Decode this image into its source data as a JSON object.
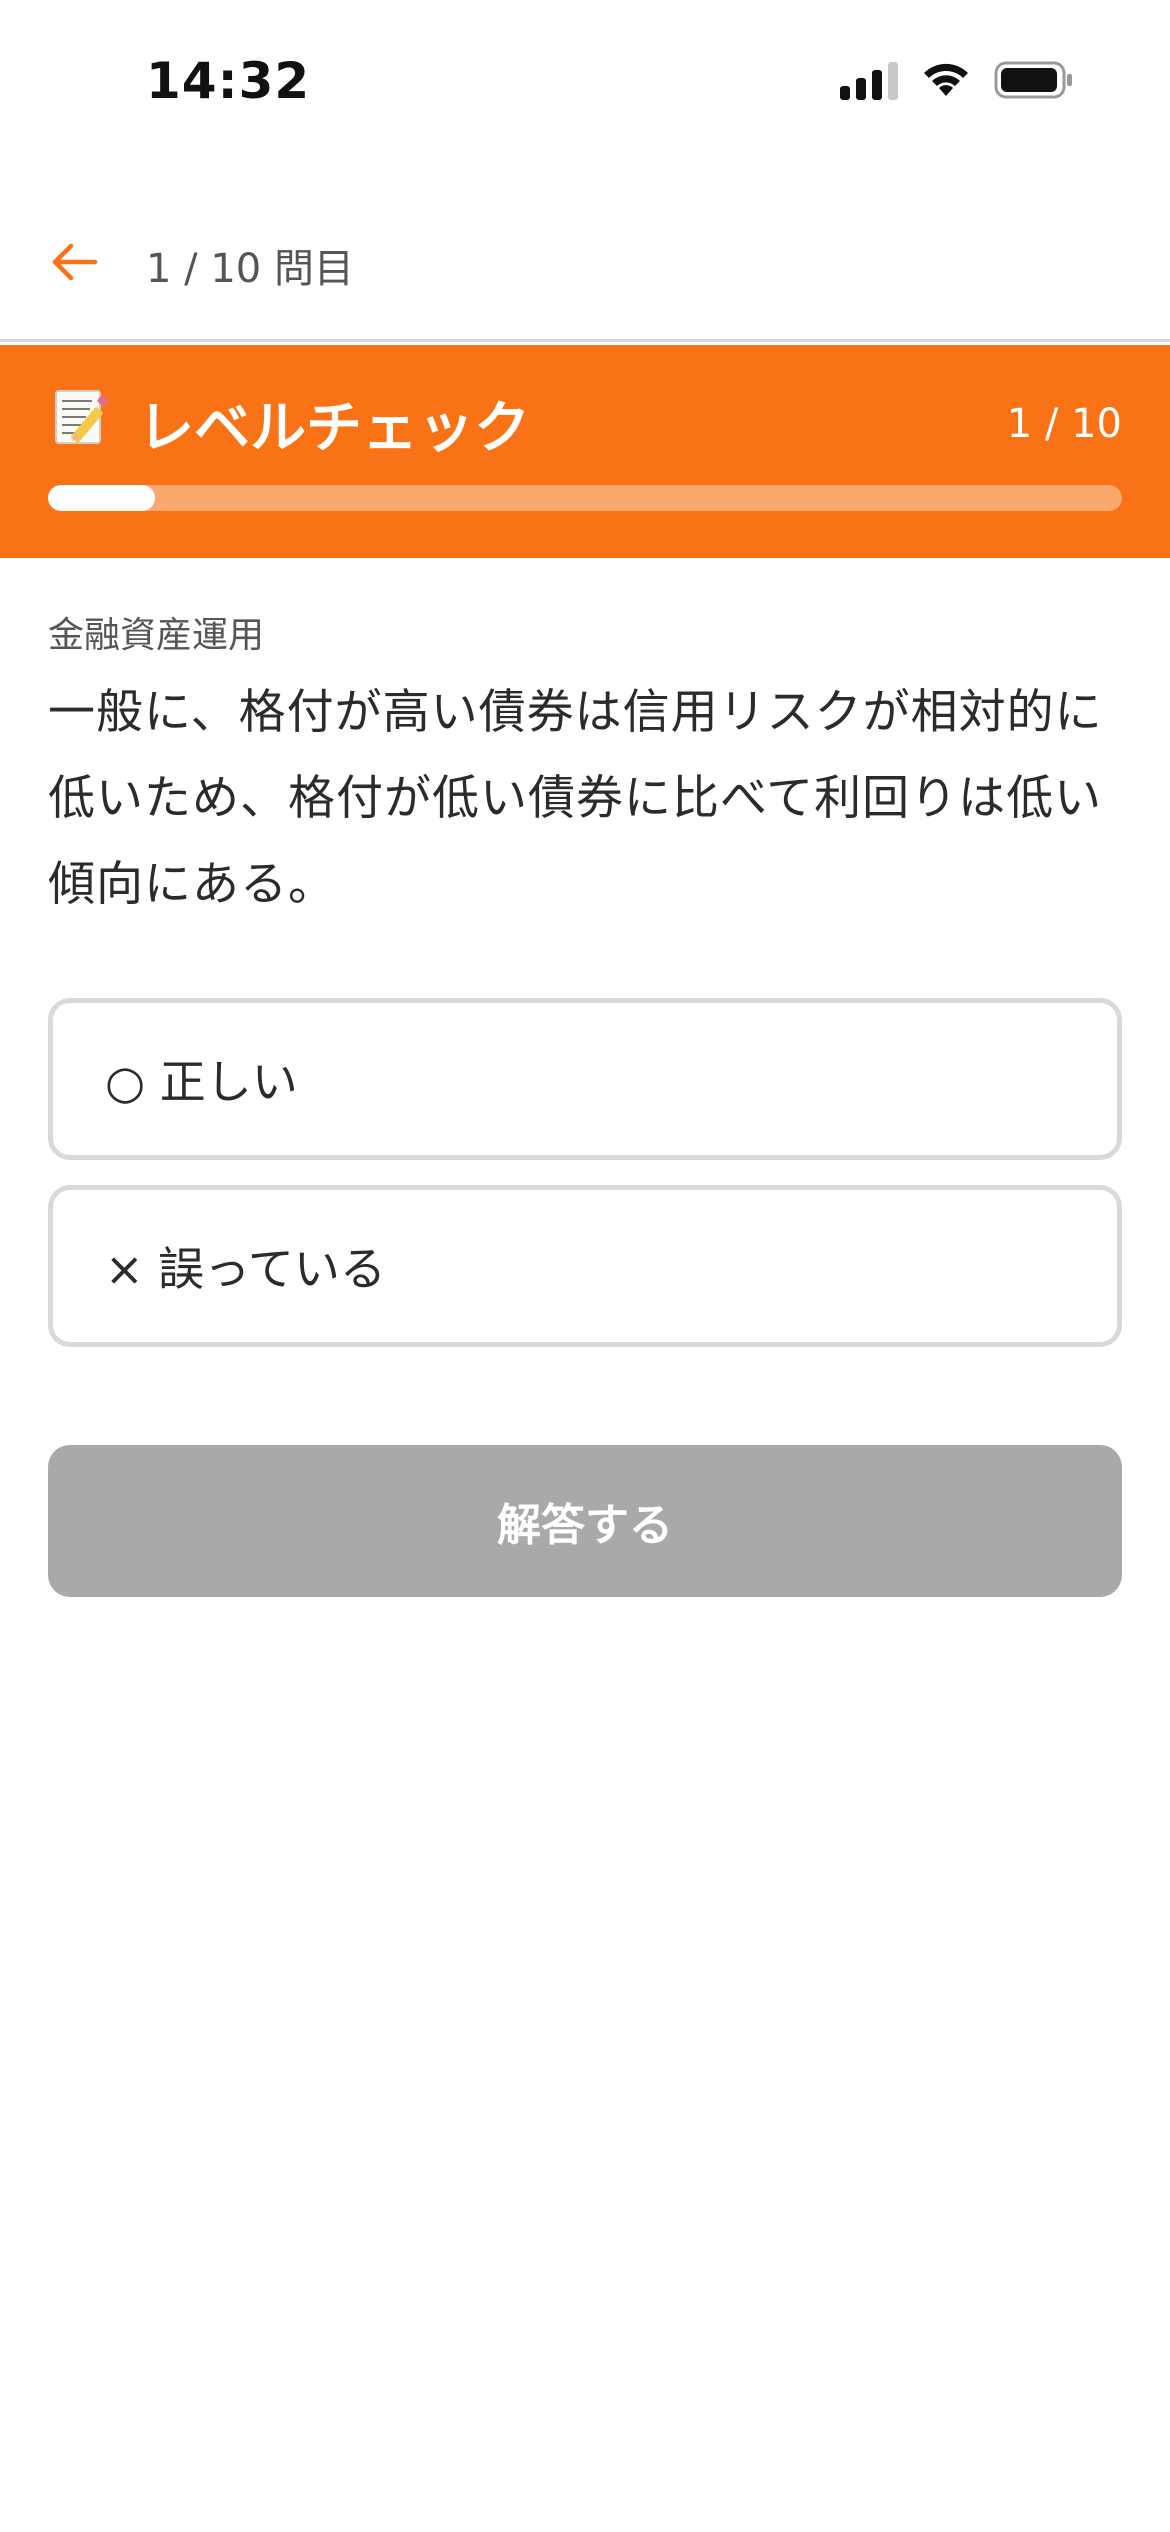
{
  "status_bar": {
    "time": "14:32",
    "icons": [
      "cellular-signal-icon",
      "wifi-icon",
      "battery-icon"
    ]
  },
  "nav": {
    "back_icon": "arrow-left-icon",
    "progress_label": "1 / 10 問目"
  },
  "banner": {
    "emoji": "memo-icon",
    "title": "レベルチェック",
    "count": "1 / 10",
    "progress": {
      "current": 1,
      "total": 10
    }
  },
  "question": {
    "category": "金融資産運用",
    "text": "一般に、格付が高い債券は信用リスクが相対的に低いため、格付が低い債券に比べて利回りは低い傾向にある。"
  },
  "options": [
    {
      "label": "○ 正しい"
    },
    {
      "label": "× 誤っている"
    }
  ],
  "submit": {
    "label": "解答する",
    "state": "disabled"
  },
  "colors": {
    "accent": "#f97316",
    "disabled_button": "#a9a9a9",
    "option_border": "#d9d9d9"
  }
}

──────────────────────────────

§ AIM OF THE EXERCISE
Make an exact copy of the records shown above, without the pictures.

§ ANSWER TO THIS EXERCISE
Decode this image into its source data as a JSON object.
{
  "status_bar": {
    "time": "14:32",
    "icons": [
      "cellular-signal-icon",
      "wifi-icon",
      "battery-icon"
    ]
  },
  "nav": {
    "back_icon": "arrow-left-icon",
    "progress_label": "1 / 10 問目"
  },
  "banner": {
    "emoji": "memo-icon",
    "title": "レベルチェック",
    "count": "1 / 10",
    "progress": {
      "current": 1,
      "total": 10
    }
  },
  "question": {
    "category": "金融資産運用",
    "text": "一般に、格付が高い債券は信用リスクが相対的に低いため、格付が低い債券に比べて利回りは低い傾向にある。"
  },
  "options": [
    {
      "label": "○ 正しい"
    },
    {
      "label": "× 誤っている"
    }
  ],
  "submit": {
    "label": "解答する",
    "state": "disabled"
  },
  "colors": {
    "accent": "#f97316",
    "disabled_button": "#a9a9a9",
    "option_border": "#d9d9d9"
  }
}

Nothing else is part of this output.